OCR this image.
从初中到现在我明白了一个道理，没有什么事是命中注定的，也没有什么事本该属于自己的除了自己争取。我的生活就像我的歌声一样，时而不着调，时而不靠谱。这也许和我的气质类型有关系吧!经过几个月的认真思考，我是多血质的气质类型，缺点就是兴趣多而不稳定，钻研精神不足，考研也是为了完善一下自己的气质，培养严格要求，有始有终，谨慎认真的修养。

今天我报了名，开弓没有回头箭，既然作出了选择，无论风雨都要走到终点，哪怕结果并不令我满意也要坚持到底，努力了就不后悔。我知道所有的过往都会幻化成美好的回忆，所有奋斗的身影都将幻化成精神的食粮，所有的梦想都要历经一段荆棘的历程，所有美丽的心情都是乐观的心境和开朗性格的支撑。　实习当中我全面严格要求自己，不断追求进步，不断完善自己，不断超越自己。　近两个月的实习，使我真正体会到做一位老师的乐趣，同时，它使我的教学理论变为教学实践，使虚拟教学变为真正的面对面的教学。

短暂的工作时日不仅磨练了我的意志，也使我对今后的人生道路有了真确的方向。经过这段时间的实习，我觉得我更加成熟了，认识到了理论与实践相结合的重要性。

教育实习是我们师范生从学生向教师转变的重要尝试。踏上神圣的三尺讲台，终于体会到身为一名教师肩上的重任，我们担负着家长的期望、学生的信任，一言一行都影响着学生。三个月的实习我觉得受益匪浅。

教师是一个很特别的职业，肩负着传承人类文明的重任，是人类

....

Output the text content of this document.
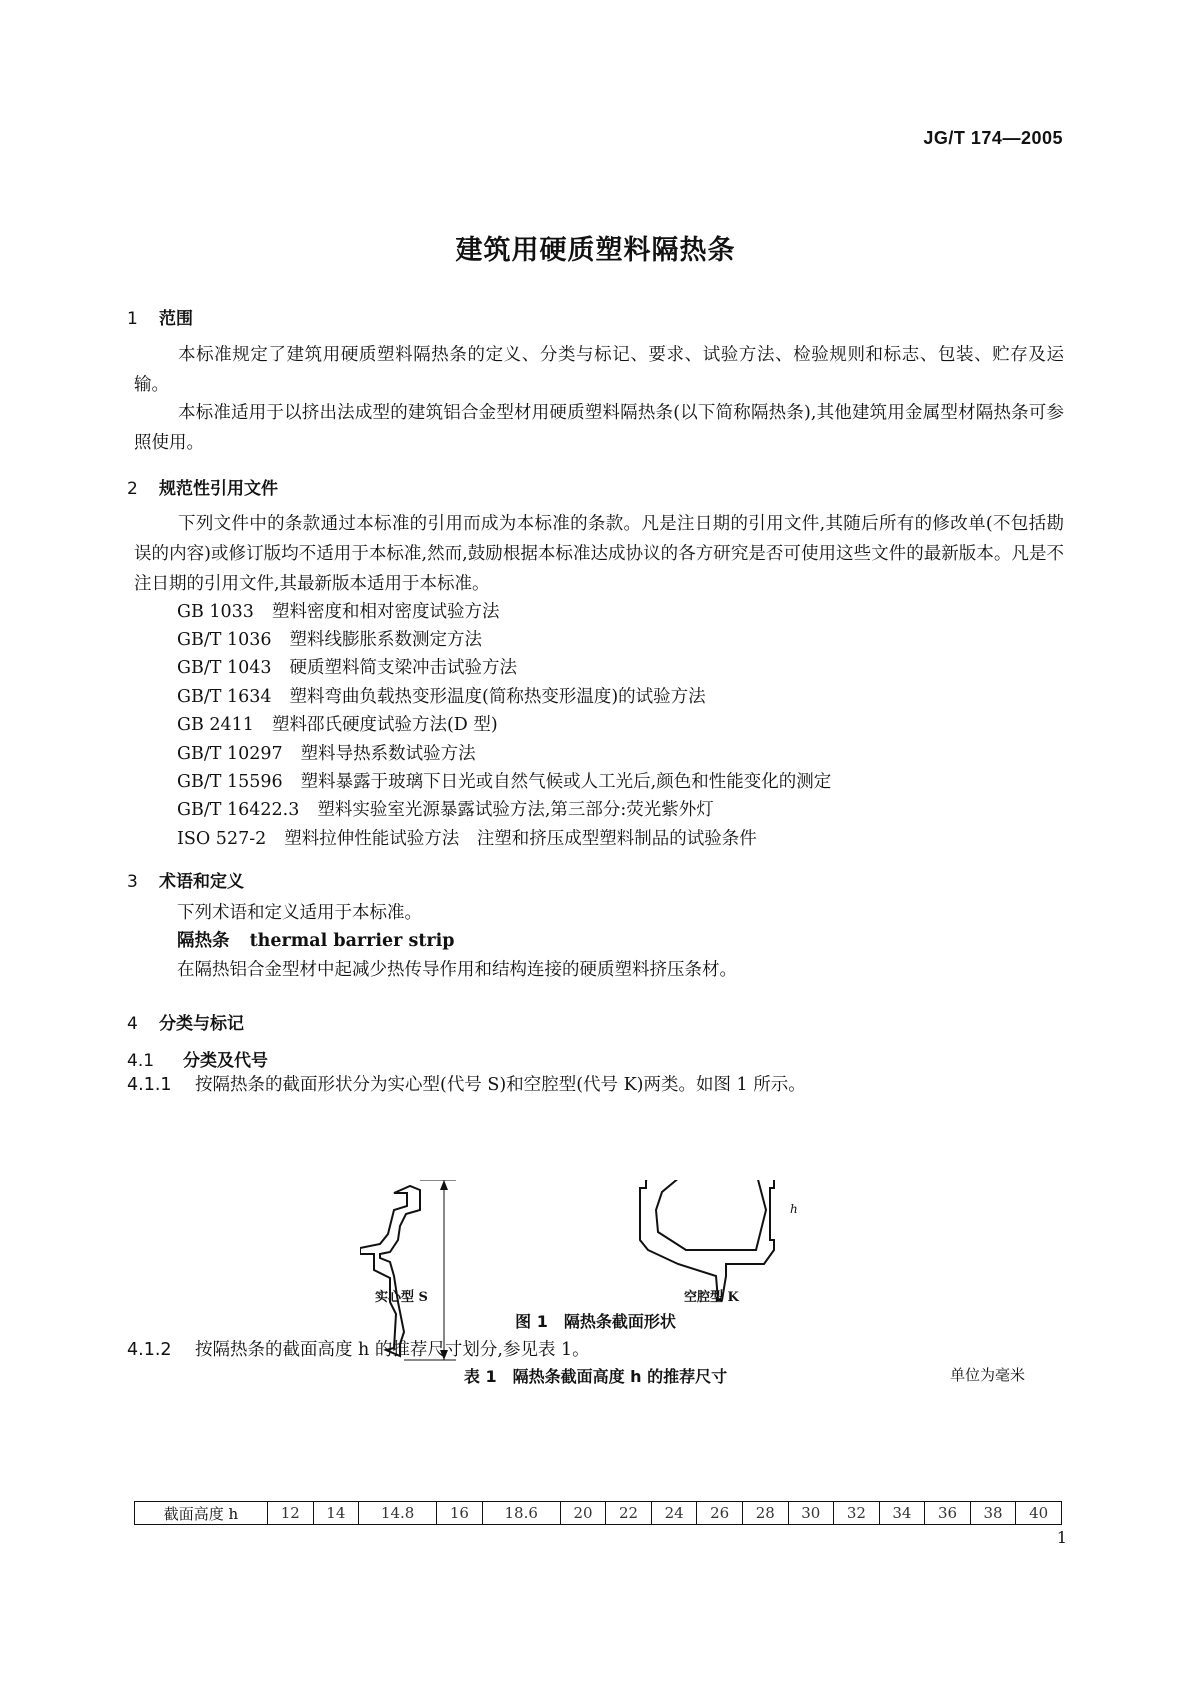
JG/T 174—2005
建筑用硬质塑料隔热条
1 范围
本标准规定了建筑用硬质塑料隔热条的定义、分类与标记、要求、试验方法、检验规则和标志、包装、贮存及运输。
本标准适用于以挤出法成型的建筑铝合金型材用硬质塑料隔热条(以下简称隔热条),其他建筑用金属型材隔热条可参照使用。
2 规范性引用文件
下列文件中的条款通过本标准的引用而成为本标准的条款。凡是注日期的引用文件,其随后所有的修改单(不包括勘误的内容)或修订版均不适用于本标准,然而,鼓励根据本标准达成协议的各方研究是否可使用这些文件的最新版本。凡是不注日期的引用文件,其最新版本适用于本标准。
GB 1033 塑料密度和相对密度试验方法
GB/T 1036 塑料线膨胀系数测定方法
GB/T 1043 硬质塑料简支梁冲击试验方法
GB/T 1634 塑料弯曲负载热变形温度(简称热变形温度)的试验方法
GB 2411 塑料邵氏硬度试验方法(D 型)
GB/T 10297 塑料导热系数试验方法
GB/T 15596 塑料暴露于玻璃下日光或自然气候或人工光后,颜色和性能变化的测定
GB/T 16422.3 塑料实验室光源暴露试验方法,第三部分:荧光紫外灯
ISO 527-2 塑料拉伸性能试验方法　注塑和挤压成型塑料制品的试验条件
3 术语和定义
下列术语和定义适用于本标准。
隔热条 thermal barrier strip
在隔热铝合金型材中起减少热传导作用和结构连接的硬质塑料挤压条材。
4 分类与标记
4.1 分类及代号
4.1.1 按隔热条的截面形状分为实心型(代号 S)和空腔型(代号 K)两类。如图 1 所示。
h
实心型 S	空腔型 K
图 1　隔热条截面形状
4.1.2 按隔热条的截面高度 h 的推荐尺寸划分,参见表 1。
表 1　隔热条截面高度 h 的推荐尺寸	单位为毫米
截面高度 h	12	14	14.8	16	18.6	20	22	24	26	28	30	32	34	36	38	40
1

....

**WHAT IS REQUIRED**
Show each line in the entries that holds the string "this".

**RESULT OF THE EXERCISE**
OCR this image.
Output the text content of this document.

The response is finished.